STATED TASK>
Retype the material character for character, from its first line through the line containing "burn-illustration-frame [52,318,537,738]". Include that line.

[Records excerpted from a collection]
----------------------------------------

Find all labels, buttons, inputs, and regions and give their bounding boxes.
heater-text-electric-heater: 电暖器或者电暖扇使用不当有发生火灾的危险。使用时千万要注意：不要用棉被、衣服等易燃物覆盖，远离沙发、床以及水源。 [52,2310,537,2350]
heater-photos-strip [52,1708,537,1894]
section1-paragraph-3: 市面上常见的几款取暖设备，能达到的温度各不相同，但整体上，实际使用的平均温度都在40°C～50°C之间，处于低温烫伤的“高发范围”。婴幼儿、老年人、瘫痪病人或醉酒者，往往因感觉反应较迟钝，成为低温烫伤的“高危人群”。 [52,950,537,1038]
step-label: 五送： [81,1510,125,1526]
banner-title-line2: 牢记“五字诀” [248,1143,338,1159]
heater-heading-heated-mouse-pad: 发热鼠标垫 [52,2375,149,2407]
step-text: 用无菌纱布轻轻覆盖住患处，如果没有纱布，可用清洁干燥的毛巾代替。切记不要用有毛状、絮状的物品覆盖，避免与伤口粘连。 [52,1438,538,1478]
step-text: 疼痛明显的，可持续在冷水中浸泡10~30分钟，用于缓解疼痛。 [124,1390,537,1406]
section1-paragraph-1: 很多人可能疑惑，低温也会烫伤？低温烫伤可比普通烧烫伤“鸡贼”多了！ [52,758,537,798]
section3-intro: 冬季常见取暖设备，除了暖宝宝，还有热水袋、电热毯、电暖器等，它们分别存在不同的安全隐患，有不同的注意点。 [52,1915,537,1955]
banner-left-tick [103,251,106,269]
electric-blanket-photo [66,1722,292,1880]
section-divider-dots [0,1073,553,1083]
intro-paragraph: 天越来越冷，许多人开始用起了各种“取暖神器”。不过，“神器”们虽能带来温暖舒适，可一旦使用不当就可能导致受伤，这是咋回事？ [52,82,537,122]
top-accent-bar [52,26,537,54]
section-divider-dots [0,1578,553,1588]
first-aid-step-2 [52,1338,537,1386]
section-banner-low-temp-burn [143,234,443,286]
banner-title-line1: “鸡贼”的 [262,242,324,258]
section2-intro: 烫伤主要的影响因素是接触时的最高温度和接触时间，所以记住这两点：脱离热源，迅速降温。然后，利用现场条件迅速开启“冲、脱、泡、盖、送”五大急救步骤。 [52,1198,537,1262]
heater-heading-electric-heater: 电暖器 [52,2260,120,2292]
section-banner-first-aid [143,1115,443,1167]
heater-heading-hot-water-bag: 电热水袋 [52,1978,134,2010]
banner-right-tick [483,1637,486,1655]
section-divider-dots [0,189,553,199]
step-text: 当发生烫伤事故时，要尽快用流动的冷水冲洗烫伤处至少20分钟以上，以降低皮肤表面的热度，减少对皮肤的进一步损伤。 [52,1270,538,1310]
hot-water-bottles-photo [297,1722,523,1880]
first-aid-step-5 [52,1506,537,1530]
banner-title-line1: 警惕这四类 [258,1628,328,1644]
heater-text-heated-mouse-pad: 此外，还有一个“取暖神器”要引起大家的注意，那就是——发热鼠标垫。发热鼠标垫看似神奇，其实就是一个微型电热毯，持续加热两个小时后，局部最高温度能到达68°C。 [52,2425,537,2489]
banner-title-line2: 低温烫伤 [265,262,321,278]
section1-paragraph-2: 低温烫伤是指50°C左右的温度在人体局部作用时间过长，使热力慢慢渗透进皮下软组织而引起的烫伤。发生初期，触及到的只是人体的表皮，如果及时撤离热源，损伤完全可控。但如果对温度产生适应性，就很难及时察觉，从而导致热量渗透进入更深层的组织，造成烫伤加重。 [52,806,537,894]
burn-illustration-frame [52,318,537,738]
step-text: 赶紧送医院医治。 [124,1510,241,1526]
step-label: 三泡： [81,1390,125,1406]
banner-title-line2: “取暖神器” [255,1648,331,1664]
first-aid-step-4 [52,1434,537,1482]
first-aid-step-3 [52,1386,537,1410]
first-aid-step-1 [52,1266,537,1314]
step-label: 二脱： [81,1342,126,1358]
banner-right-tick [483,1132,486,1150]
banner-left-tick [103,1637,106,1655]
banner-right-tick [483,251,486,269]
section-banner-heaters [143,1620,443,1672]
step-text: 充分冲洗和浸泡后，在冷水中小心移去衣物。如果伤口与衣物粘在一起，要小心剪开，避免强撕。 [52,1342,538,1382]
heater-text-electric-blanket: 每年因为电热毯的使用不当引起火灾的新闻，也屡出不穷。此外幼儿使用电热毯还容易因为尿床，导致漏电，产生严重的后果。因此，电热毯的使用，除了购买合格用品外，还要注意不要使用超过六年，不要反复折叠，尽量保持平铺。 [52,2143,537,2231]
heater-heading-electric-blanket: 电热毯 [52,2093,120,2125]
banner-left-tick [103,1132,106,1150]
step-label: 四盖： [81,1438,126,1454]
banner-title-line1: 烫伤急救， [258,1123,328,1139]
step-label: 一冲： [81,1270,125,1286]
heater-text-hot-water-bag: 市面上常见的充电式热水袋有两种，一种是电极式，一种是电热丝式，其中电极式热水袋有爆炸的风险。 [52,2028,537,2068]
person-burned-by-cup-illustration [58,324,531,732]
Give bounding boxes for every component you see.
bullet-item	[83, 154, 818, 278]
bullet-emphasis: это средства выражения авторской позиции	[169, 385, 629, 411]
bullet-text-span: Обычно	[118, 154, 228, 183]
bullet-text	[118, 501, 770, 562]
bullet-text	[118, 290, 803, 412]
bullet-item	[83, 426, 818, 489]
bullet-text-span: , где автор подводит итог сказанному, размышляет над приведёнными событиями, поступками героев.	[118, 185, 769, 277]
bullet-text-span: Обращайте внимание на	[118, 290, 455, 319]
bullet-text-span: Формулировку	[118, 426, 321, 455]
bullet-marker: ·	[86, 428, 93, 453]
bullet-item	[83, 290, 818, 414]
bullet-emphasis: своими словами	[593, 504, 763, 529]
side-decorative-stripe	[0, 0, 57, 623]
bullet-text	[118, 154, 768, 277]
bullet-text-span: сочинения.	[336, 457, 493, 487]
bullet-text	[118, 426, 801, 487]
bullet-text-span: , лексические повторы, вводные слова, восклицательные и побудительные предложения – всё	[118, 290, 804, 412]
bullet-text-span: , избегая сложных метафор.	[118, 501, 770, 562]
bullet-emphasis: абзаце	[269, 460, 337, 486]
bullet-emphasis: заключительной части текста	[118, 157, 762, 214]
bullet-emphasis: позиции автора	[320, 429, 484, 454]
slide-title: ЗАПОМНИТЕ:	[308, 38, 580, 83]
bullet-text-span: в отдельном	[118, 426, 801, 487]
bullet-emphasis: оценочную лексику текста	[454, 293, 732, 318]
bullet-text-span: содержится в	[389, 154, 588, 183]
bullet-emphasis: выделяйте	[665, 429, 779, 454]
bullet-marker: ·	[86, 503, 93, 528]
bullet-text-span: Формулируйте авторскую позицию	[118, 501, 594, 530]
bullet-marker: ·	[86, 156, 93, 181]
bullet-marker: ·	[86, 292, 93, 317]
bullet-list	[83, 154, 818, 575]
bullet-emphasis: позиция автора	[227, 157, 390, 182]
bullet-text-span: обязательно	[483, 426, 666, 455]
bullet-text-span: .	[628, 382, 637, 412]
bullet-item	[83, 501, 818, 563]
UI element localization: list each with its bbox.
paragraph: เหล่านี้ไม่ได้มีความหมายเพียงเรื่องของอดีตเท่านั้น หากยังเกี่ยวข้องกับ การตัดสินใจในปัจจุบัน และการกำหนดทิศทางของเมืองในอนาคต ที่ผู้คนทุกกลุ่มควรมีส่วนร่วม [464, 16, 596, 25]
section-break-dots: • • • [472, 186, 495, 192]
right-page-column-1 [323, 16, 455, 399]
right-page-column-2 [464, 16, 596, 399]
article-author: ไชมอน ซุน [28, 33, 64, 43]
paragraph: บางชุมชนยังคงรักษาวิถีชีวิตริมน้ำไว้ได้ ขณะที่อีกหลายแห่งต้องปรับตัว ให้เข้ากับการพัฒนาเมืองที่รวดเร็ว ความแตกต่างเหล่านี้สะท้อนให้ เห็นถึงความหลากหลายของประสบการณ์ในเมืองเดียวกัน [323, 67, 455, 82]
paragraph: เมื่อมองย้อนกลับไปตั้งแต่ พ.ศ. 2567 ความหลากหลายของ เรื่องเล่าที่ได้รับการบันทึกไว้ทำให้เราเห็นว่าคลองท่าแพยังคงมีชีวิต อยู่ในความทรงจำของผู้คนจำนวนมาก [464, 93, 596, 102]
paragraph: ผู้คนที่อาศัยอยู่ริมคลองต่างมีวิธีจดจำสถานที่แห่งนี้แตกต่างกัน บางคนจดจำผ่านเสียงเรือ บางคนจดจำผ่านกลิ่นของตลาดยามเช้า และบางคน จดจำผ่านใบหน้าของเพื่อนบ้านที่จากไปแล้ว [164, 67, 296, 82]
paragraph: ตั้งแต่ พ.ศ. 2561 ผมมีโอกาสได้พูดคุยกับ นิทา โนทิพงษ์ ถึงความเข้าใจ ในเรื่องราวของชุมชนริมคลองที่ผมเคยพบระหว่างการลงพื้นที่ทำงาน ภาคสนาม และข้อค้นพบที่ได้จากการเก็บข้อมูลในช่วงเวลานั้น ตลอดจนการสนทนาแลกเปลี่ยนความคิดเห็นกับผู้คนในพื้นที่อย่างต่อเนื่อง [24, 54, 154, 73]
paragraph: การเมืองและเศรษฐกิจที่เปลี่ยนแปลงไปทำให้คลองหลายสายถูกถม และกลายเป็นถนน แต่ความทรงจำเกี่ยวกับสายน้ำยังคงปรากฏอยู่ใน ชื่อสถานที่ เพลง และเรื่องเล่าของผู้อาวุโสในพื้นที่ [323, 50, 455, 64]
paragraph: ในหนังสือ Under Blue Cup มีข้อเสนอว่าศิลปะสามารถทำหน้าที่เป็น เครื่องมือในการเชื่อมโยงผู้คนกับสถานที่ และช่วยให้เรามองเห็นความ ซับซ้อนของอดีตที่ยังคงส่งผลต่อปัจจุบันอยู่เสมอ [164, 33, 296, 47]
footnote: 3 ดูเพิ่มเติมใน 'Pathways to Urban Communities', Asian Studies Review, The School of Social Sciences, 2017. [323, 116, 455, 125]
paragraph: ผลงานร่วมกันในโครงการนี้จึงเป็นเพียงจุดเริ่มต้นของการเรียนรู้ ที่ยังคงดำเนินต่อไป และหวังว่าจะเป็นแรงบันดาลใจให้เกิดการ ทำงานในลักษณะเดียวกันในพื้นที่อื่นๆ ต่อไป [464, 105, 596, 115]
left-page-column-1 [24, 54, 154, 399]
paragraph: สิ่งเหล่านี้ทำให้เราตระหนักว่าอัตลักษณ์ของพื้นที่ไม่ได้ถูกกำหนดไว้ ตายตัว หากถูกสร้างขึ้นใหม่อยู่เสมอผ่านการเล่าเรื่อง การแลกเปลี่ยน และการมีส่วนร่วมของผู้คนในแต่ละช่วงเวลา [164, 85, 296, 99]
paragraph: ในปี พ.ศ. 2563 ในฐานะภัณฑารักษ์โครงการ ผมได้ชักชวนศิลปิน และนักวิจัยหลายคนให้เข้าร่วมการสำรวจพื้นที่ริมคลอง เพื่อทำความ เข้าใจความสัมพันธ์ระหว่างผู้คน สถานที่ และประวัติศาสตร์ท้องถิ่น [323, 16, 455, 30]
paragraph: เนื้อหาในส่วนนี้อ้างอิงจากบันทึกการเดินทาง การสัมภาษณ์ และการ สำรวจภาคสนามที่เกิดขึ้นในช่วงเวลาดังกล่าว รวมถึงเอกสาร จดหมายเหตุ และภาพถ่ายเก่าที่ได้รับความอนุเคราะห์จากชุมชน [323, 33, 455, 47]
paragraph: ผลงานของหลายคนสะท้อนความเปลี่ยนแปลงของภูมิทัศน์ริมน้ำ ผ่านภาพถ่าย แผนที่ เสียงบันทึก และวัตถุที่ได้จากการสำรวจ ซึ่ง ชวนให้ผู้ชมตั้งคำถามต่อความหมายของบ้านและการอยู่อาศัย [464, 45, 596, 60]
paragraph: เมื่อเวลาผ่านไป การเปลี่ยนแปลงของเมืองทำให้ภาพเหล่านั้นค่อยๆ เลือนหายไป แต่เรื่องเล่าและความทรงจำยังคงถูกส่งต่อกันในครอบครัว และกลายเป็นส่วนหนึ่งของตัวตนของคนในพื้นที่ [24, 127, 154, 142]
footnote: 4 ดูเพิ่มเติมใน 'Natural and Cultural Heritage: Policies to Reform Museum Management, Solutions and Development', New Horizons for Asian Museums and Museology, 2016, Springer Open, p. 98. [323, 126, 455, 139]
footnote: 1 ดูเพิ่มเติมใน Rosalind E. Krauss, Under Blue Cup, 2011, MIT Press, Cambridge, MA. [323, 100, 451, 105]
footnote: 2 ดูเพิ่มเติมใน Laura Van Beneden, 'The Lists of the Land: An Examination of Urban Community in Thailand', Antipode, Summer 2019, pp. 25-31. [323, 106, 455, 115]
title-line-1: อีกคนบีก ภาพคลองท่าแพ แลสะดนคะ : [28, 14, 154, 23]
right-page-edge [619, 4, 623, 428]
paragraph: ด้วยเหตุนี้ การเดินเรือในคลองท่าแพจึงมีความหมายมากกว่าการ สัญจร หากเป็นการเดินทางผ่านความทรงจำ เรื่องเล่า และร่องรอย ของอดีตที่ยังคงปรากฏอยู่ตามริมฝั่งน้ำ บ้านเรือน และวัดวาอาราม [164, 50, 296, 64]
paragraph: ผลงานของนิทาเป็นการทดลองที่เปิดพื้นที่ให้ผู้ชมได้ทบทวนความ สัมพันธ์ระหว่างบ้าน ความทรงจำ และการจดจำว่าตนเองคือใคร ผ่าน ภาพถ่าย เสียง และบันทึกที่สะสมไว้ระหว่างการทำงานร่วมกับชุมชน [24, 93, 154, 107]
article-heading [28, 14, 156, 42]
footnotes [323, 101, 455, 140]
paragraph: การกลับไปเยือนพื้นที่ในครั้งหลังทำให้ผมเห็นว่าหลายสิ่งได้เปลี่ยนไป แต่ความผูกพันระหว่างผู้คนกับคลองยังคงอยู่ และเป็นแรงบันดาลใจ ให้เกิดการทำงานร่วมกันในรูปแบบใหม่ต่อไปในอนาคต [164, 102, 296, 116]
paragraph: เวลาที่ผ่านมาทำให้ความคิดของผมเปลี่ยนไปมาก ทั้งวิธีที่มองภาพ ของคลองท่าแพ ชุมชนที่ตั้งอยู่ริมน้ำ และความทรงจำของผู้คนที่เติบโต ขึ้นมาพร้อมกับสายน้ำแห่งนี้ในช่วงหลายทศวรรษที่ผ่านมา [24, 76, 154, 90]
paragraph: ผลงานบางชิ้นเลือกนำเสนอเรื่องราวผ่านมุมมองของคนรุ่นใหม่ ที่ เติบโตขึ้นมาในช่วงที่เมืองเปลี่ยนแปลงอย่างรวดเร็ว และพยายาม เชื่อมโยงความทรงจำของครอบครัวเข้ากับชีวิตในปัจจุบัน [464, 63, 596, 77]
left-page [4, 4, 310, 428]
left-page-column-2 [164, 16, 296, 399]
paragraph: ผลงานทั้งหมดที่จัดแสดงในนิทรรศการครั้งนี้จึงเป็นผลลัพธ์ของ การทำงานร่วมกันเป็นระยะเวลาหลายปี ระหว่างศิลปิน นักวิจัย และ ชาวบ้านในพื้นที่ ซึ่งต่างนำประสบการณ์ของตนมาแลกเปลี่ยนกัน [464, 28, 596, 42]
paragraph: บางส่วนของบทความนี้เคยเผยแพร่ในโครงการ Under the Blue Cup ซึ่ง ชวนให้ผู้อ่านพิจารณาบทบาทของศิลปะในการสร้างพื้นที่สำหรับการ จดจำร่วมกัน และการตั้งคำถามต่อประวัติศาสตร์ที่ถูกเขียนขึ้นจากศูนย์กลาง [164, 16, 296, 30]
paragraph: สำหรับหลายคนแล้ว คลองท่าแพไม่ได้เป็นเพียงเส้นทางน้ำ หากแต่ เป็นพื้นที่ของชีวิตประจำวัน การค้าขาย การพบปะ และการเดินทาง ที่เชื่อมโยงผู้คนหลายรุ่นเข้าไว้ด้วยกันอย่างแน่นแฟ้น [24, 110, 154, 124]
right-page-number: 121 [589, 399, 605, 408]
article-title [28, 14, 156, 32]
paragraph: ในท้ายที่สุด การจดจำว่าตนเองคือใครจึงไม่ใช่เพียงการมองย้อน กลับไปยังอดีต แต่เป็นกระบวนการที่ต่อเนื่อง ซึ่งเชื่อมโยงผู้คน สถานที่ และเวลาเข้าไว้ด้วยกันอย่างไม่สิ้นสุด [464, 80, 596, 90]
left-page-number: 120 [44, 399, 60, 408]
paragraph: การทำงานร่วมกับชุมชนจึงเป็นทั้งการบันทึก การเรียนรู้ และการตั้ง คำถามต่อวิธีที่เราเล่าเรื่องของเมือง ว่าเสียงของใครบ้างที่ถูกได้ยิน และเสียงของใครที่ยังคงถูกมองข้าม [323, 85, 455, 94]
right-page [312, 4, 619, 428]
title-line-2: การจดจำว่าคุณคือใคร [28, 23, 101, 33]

----------------------------------------

THE SOLUTION>
Find all labels, buttons, inputs, and regions and give their bounding boxes.
heater-text-electric-heater: 电暖器或者电暖扇使用不当有发生火灾的危险。使用时千万要注意：不要用棉被、衣服等易燃物覆盖，远离沙发、床以及水源。 [52,2310,537,2350]
heater-photos-strip [52,1708,537,1894]
section1-paragraph-3: 市面上常见的几款取暖设备，能达到的温度各不相同，但整体上，实际使用的平均温度都在40°C～50°C之间，处于低温烫伤的“高发范围”。婴幼儿、老年人、瘫痪病人或醉酒者，往往因感觉反应较迟钝，成为低温烫伤的“高危人群”。 [52,950,537,1038]
step-label: 五送： [81,1510,125,1526]
banner-title-line2: 牢记“五字诀” [248,1143,338,1159]
heater-heading-heated-mouse-pad: 发热鼠标垫 [52,2375,149,2407]
step-text: 用无菌纱布轻轻覆盖住患处，如果没有纱布，可用清洁干燥的毛巾代替。切记不要用有毛状、絮状的物品覆盖，避免与伤口粘连。 [52,1438,538,1478]
step-text: 疼痛明显的，可持续在冷水中浸泡10~30分钟，用于缓解疼痛。 [124,1390,537,1406]
section1-paragraph-1: 很多人可能疑惑，低温也会烫伤？低温烫伤可比普通烧烫伤“鸡贼”多了！ [52,758,537,798]
section3-intro: 冬季常见取暖设备，除了暖宝宝，还有热水袋、电热毯、电暖器等，它们分别存在不同的安全隐患，有不同的注意点。 [52,1915,537,1955]
banner-left-tick [103,251,106,269]
electric-blanket-photo [66,1722,292,1880]
section-divider-dots [0,1073,553,1083]
intro-paragraph: 天越来越冷，许多人开始用起了各种“取暖神器”。不过，“神器”们虽能带来温暖舒适，可一旦使用不当就可能导致受伤，这是咋回事？ [52,82,537,122]
top-accent-bar [52,26,537,54]
section-divider-dots [0,1578,553,1588]
first-aid-step-2 [52,1338,537,1386]
section-banner-low-temp-burn [143,234,443,286]
banner-title-line1: “鸡贼”的 [262,242,324,258]
section2-intro: 烫伤主要的影响因素是接触时的最高温度和接触时间，所以记住这两点：脱离热源，迅速降温。然后，利用现场条件迅速开启“冲、脱、泡、盖、送”五大急救步骤。 [52,1198,537,1262]
heater-heading-electric-heater: 电暖器 [52,2260,120,2292]
section-banner-first-aid [143,1115,443,1167]
heater-heading-hot-water-bag: 电热水袋 [52,1978,134,2010]
banner-right-tick [483,1637,486,1655]
section-divider-dots [0,189,553,199]
step-text: 当发生烫伤事故时，要尽快用流动的冷水冲洗烫伤处至少20分钟以上，以降低皮肤表面的热度，减少对皮肤的进一步损伤。 [52,1270,538,1310]
hot-water-bottles-photo [297,1722,523,1880]
first-aid-step-5 [52,1506,537,1530]
banner-title-line1: 警惕这四类 [258,1628,328,1644]
heater-text-heated-mouse-pad: 此外，还有一个“取暖神器”要引起大家的注意，那就是——发热鼠标垫。发热鼠标垫看似神奇，其实就是一个微型电热毯，持续加热两个小时后，局部最高温度能到达68°C。 [52,2425,537,2489]
banner-title-line2: 低温烫伤 [265,262,321,278]
section1-paragraph-2: 低温烫伤是指50°C左右的温度在人体局部作用时间过长，使热力慢慢渗透进皮下软组织而引起的烫伤。发生初期，触及到的只是人体的表皮，如果及时撤离热源，损伤完全可控。但如果对温度产生适应性，就很难及时察觉，从而导致热量渗透进入更深层的组织，造成烫伤加重。 [52,806,537,894]
burn-illustration-frame [52,318,537,738]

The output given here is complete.